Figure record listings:
───
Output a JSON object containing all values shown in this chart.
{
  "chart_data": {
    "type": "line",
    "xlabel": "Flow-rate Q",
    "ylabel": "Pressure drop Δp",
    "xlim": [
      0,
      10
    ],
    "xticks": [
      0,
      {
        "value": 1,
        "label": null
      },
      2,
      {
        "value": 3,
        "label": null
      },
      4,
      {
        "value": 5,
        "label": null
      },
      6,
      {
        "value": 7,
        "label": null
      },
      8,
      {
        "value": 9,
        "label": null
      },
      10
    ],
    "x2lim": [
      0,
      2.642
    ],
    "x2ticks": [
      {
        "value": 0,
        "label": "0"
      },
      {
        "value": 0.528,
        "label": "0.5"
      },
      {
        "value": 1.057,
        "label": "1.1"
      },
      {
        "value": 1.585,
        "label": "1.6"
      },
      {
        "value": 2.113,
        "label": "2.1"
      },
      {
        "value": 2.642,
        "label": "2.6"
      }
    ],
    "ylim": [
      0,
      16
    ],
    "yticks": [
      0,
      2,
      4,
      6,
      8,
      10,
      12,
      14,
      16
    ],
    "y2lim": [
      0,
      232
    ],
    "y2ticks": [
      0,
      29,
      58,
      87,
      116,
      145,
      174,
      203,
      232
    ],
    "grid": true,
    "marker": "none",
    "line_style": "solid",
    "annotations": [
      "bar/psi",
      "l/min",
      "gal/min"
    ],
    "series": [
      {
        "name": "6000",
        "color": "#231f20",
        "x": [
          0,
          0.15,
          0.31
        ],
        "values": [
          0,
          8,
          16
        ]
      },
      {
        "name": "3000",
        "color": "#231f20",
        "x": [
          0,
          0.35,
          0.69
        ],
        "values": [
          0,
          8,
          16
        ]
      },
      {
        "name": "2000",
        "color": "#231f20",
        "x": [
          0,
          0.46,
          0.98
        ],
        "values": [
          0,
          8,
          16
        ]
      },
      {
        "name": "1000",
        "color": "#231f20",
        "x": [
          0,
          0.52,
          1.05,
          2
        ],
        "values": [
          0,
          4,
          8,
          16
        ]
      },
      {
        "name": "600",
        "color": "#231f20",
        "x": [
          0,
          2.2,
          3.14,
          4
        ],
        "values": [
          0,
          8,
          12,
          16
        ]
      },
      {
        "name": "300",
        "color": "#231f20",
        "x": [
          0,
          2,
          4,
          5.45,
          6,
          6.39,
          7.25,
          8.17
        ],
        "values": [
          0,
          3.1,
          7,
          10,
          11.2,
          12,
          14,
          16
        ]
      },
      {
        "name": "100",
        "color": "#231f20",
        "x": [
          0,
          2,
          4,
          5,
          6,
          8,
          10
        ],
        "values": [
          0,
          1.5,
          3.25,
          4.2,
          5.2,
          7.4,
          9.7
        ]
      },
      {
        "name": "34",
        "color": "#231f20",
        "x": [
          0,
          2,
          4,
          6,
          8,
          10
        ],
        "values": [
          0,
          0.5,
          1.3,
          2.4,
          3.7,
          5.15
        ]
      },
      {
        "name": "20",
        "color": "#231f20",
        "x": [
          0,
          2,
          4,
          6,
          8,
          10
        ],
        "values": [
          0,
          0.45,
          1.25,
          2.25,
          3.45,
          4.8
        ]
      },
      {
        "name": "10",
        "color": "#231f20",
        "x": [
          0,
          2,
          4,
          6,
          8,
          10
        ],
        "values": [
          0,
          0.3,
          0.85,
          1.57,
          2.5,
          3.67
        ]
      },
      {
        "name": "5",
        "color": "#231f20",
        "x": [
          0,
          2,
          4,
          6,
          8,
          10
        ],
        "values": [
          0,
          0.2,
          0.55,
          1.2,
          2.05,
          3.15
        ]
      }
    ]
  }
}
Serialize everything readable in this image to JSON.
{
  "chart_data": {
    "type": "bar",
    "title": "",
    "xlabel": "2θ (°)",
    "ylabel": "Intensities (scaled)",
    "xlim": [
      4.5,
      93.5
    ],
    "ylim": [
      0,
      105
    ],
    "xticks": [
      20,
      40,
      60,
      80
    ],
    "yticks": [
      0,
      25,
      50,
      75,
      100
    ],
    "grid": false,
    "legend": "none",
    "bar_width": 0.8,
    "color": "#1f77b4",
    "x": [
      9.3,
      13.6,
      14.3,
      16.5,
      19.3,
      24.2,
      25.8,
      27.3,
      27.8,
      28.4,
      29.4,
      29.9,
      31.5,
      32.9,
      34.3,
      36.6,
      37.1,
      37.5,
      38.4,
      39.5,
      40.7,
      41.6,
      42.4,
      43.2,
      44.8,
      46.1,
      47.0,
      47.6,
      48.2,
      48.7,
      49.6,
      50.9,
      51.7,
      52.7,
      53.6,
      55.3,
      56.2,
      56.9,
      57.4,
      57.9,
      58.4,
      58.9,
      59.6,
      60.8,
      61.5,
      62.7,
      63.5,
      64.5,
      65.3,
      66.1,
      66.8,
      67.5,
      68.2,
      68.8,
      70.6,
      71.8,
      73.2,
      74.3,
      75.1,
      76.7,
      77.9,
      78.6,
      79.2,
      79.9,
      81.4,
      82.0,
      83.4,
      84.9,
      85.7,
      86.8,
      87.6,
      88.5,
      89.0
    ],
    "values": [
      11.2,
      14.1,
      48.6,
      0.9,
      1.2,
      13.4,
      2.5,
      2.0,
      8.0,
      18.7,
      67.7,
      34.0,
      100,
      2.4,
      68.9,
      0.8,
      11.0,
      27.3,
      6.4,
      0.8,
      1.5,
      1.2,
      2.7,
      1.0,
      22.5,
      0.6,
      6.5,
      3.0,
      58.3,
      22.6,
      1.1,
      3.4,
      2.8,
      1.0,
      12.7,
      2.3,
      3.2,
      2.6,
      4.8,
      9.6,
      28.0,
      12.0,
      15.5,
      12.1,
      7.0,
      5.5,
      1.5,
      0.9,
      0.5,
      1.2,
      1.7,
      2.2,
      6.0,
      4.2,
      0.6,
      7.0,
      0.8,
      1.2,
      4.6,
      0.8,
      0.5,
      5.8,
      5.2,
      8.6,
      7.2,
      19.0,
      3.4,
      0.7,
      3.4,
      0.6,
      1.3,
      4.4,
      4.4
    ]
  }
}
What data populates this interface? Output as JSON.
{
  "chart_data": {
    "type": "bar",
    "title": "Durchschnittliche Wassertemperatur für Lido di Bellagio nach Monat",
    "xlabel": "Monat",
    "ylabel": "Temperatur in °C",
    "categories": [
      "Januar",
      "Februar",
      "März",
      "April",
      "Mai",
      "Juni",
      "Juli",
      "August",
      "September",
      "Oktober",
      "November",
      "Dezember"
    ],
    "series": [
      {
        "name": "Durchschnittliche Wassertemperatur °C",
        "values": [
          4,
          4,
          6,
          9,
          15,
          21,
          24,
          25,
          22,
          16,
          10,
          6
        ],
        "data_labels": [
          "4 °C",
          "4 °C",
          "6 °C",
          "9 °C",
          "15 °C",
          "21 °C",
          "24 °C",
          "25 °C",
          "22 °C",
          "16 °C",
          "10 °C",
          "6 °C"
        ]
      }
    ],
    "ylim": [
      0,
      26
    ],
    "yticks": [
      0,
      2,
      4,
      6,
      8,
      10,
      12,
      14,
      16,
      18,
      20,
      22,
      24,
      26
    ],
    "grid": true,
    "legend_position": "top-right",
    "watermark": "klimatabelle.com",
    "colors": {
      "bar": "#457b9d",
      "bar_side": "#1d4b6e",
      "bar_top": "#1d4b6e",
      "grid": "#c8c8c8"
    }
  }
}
───
Given request -
Your task is to extract all of the records exactly.

Response below -
Output a JSON object containing all values shown in this chart.
{
  "chart_data": {
    "type": "line",
    "xlabel": "Flow-rate Q",
    "ylabel": "Pressure drop Δp",
    "xlim": [
      0,
      10
    ],
    "xticks": [
      0,
      {
        "value": 1,
        "label": null
      },
      2,
      {
        "value": 3,
        "label": null
      },
      4,
      {
        "value": 5,
        "label": null
      },
      6,
      {
        "value": 7,
        "label": null
      },
      8,
      {
        "value": 9,
        "label": null
      },
      10
    ],
    "x2lim": [
      0,
      2.642
    ],
    "x2ticks": [
      {
        "value": 0,
        "label": "0"
      },
      {
        "value": 0.528,
        "label": "0.5"
      },
      {
        "value": 1.057,
        "label": "1.1"
      },
      {
        "value": 1.585,
        "label": "1.6"
      },
      {
        "value": 2.113,
        "label": "2.1"
      },
      {
        "value": 2.642,
        "label": "2.6"
      }
    ],
    "ylim": [
      0,
      16
    ],
    "yticks": [
      0,
      2,
      4,
      6,
      8,
      10,
      12,
      14,
      16
    ],
    "y2lim": [
      0,
      232
    ],
    "y2ticks": [
      0,
      29,
      58,
      87,
      116,
      145,
      174,
      203,
      232
    ],
    "grid": true,
    "marker": "none",
    "line_style": "solid",
    "annotations": [
      "bar/psi",
      "l/min",
      "gal/min"
    ],
    "series": [
      {
        "name": "6000",
        "color": "#231f20",
        "x": [
          0,
          0.15,
          0.31
        ],
        "values": [
          0,
          8,
          16
        ]
      },
      {
        "name": "3000",
        "color": "#231f20",
        "x": [
          0,
          0.35,
          0.69
        ],
        "values": [
          0,
          8,
          16
        ]
      },
      {
        "name": "2000",
        "color": "#231f20",
        "x": [
          0,
          0.46,
          0.98
        ],
        "values": [
          0,
          8,
          16
        ]
      },
      {
        "name": "1000",
        "color": "#231f20",
        "x": [
          0,
          0.52,
          1.05,
          2
        ],
        "values": [
          0,
          4,
          8,
          16
        ]
      },
      {
        "name": "600",
        "color": "#231f20",
        "x": [
          0,
          2.2,
          3.14,
          4
        ],
        "values": [
          0,
          8,
          12,
          16
        ]
      },
      {
        "name": "300",
        "color": "#231f20",
        "x": [
          0,
          2,
          4,
          5.45,
          6,
          6.39,
          7.25,
          8.17
        ],
        "values": [
          0,
          3.1,
          7,
          10,
          11.2,
          12,
          14,
          16
        ]
      },
      {
        "name": "100",
        "color": "#231f20",
        "x": [
          0,
          2,
          4,
          5,
          6,
          8,
          10
        ],
        "values": [
          0,
          1.5,
          3.25,
          4.2,
          5.2,
          7.4,
          9.7
        ]
      },
      {
        "name": "34",
        "color": "#231f20",
        "x": [
          0,
          2,
          4,
          6,
          8,
          10
        ],
        "values": [
          0,
          0.5,
          1.3,
          2.4,
          3.7,
          5.15
        ]
      },
      {
        "name": "20",
        "color": "#231f20",
        "x": [
          0,
          2,
          4,
          6,
          8,
          10
        ],
        "values": [
          0,
          0.45,
          1.25,
          2.25,
          3.45,
          4.8
        ]
      },
      {
        "name": "10",
        "color": "#231f20",
        "x": [
          0,
          2,
          4,
          6,
          8,
          10
        ],
        "values": [
          0,
          0.3,
          0.85,
          1.57,
          2.5,
          3.67
        ]
      },
      {
        "name": "5",
        "color": "#231f20",
        "x": [
          0,
          2,
          4,
          6,
          8,
          10
        ],
        "values": [
          0,
          0.2,
          0.55,
          1.2,
          2.05,
          3.15
        ]
      }
    ]
  }
}
Serialize everything readable in this image to JSON.
{
  "chart_data": {
    "type": "bar",
    "title": "",
    "xlabel": "2θ (°)",
    "ylabel": "Intensities (scaled)",
    "xlim": [
      4.5,
      93.5
    ],
    "ylim": [
      0,
      105
    ],
    "xticks": [
      20,
      40,
      60,
      80
    ],
    "yticks": [
      0,
      25,
      50,
      75,
      100
    ],
    "grid": false,
    "legend": "none",
    "bar_width": 0.8,
    "color": "#1f77b4",
    "x": [
      9.3,
      13.6,
      14.3,
      16.5,
      19.3,
      24.2,
      25.8,
      27.3,
      27.8,
      28.4,
      29.4,
      29.9,
      31.5,
      32.9,
      34.3,
      36.6,
      37.1,
      37.5,
      38.4,
      39.5,
      40.7,
      41.6,
      42.4,
      43.2,
      44.8,
      46.1,
      47.0,
      47.6,
      48.2,
      48.7,
      49.6,
      50.9,
      51.7,
      52.7,
      53.6,
      55.3,
      56.2,
      56.9,
      57.4,
      57.9,
      58.4,
      58.9,
      59.6,
      60.8,
      61.5,
      62.7,
      63.5,
      64.5,
      65.3,
      66.1,
      66.8,
      67.5,
      68.2,
      68.8,
      70.6,
      71.8,
      73.2,
      74.3,
      75.1,
      76.7,
      77.9,
      78.6,
      79.2,
      79.9,
      81.4,
      82.0,
      83.4,
      84.9,
      85.7,
      86.8,
      87.6,
      88.5,
      89.0
    ],
    "values": [
      11.2,
      14.1,
      48.6,
      0.9,
      1.2,
      13.4,
      2.5,
      2.0,
      8.0,
      18.7,
      67.7,
      34.0,
      100,
      2.4,
      68.9,
      0.8,
      11.0,
      27.3,
      6.4,
      0.8,
      1.5,
      1.2,
      2.7,
      1.0,
      22.5,
      0.6,
      6.5,
      3.0,
      58.3,
      22.6,
      1.1,
      3.4,
      2.8,
      1.0,
      12.7,
      2.3,
      3.2,
      2.6,
      4.8,
      9.6,
      28.0,
      12.0,
      15.5,
      12.1,
      7.0,
      5.5,
      1.5,
      0.9,
      0.5,
      1.2,
      1.7,
      2.2,
      6.0,
      4.2,
      0.6,
      7.0,
      0.8,
      1.2,
      4.6,
      0.8,
      0.5,
      5.8,
      5.2,
      8.6,
      7.2,
      19.0,
      3.4,
      0.7,
      3.4,
      0.6,
      1.3,
      4.4,
      4.4
    ]
  }
}
What data populates this interface? Output as JSON.
{
  "chart_data": {
    "type": "bar",
    "title": "Durchschnittliche Wassertemperatur für Lido di Bellagio nach Monat",
    "xlabel": "Monat",
    "ylabel": "Temperatur in °C",
    "categories": [
      "Januar",
      "Februar",
      "März",
      "April",
      "Mai",
      "Juni",
      "Juli",
      "August",
      "September",
      "Oktober",
      "November",
      "Dezember"
    ],
    "series": [
      {
        "name": "Durchschnittliche Wassertemperatur °C",
        "values": [
          4,
          4,
          6,
          9,
          15,
          21,
          24,
          25,
          22,
          16,
          10,
          6
        ],
        "data_labels": [
          "4 °C",
          "4 °C",
          "6 °C",
          "9 °C",
          "15 °C",
          "21 °C",
          "24 °C",
          "25 °C",
          "22 °C",
          "16 °C",
          "10 °C",
          "6 °C"
        ]
      }
    ],
    "ylim": [
      0,
      26
    ],
    "yticks": [
      0,
      2,
      4,
      6,
      8,
      10,
      12,
      14,
      16,
      18,
      20,
      22,
      24,
      26
    ],
    "grid": true,
    "legend_position": "top-right",
    "watermark": "klimatabelle.com",
    "colors": {
      "bar": "#457b9d",
      "bar_side": "#1d4b6e",
      "bar_top": "#1d4b6e",
      "grid": "#c8c8c8"
    }
  }
}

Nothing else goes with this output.